### JOB
In the entries below, find the lines with the word "name" and copy them.

### INPUT FOR THIS TASK
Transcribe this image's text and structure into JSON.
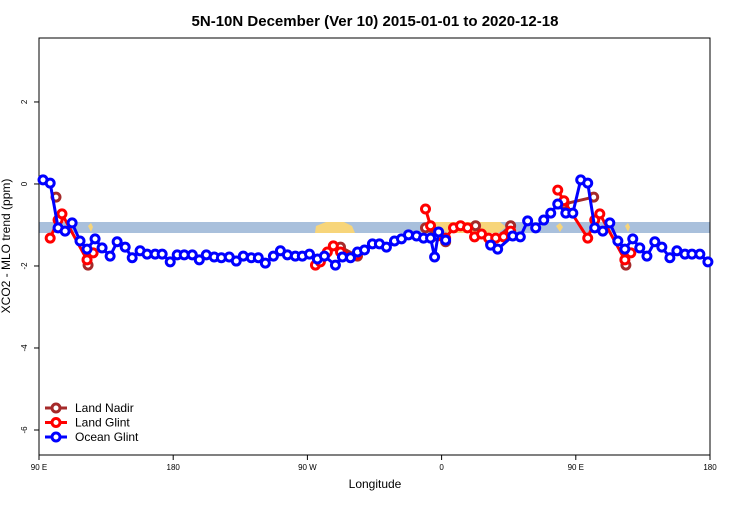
{
  "chart_data": {
    "type": "line",
    "title": "5N-10N December (Ver 10)   2015-01-01 to 2020-12-18",
    "xlabel": "Longitude",
    "ylabel": "XCO2 - MLO trend (ppm)",
    "xlim": [
      90,
      540
    ],
    "ylim": [
      -6.61,
      3.56
    ],
    "xticks": [
      {
        "value": 90,
        "label": "90 E"
      },
      {
        "value": 180,
        "label": "180"
      },
      {
        "value": 270,
        "label": "90 W"
      },
      {
        "value": 360,
        "label": "0"
      },
      {
        "value": 450,
        "label": "90 E"
      },
      {
        "value": 540,
        "label": "180"
      }
    ],
    "yticks": [
      2,
      0,
      -2,
      -4,
      -6
    ],
    "legend": "bottom-left",
    "series": [
      {
        "name": "Land Nadir",
        "color": "#a52a2a",
        "x": [
          101.4,
          122.9,
          292.2,
          303.6,
          349.2,
          362.7,
          382.8,
          392.9,
          406.3,
          442,
          462,
          483.6
        ],
        "values": [
          -0.32,
          -1.98,
          -1.54,
          -1.76,
          -1.07,
          -1.41,
          -1.02,
          -1.46,
          -1.02,
          -0.49,
          -0.32,
          -1.98
        ]
      },
      {
        "name": "Land Glint",
        "color": "#ff0000",
        "x": [
          97.5,
          102.8,
          105.4,
          122.2,
          126.3,
          275.4,
          278.7,
          283.4,
          287.4,
          292.2,
          302.9,
          349.2,
          352.6,
          357.3,
          362.7,
          368,
          372.7,
          377.4,
          382.1,
          386.8,
          391.5,
          396.3,
          401.6,
          406.3,
          437.9,
          442,
          458,
          462.7,
          466.1,
          482.9,
          486.9
        ],
        "values": [
          -1.32,
          -0.88,
          -0.73,
          -1.85,
          -1.68,
          -1.98,
          -1.9,
          -1.66,
          -1.51,
          -1.66,
          -1.73,
          -0.61,
          -1.02,
          -1.27,
          -1.32,
          -1.07,
          -1.02,
          -1.07,
          -1.29,
          -1.22,
          -1.32,
          -1.32,
          -1.29,
          -1.15,
          -0.15,
          -0.41,
          -1.32,
          -0.88,
          -0.73,
          -1.85,
          -1.68
        ]
      },
      {
        "name": "Ocean Glint",
        "color": "#0000ff",
        "x": [
          92.7,
          97.5,
          102.8,
          107.5,
          112.2,
          117.5,
          122.2,
          127.6,
          132.3,
          137.7,
          142.4,
          147.8,
          152.5,
          157.8,
          162.5,
          167.9,
          172.6,
          178,
          182.7,
          187.4,
          192.8,
          197.5,
          202.2,
          207.5,
          212.3,
          217.6,
          222.3,
          227,
          232.4,
          237.1,
          241.8,
          247.2,
          251.9,
          256.6,
          261.9,
          266.6,
          271.4,
          276.7,
          281.4,
          288.8,
          293.5,
          298.9,
          303.6,
          308.3,
          313.6,
          318.3,
          323,
          328.4,
          333.1,
          337.8,
          343.2,
          347.9,
          352.6,
          355.3,
          358,
          362.7,
          392.9,
          397.6,
          407.7,
          412.8,
          417.7,
          423.1,
          428.5,
          433.2,
          437.9,
          443.3,
          448,
          453.3,
          458,
          462.7,
          468.1,
          472.8,
          478.2,
          482.9,
          488.2,
          492.9,
          497.7,
          503,
          507.7,
          513.1,
          517.8,
          523.2,
          527.9,
          533.2,
          538.6
        ],
        "values": [
          0.1,
          0.02,
          -1.07,
          -1.15,
          -0.95,
          -1.39,
          -1.59,
          -1.34,
          -1.56,
          -1.76,
          -1.41,
          -1.54,
          -1.8,
          -1.63,
          -1.71,
          -1.71,
          -1.71,
          -1.9,
          -1.73,
          -1.73,
          -1.73,
          -1.85,
          -1.73,
          -1.78,
          -1.8,
          -1.78,
          -1.88,
          -1.76,
          -1.8,
          -1.8,
          -1.93,
          -1.76,
          -1.63,
          -1.73,
          -1.76,
          -1.76,
          -1.71,
          -1.83,
          -1.76,
          -1.98,
          -1.78,
          -1.8,
          -1.66,
          -1.61,
          -1.46,
          -1.46,
          -1.54,
          -1.39,
          -1.34,
          -1.24,
          -1.27,
          -1.32,
          -1.32,
          -1.78,
          -1.17,
          -1.37,
          -1.49,
          -1.59,
          -1.27,
          -1.29,
          -0.9,
          -1.07,
          -0.88,
          -0.71,
          -0.49,
          -0.71,
          -0.71,
          0.1,
          0.02,
          -1.07,
          -1.15,
          -0.95,
          -1.39,
          -1.59,
          -1.34,
          -1.56,
          -1.76,
          -1.41,
          -1.54,
          -1.8,
          -1.63,
          -1.71,
          -1.71,
          -1.71,
          -1.9
        ]
      }
    ]
  }
}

### RESULT FOR THIS TASK
        "name": "Land Nadir",
        "name": "Land Glint",
        "name": "Ocean Glint",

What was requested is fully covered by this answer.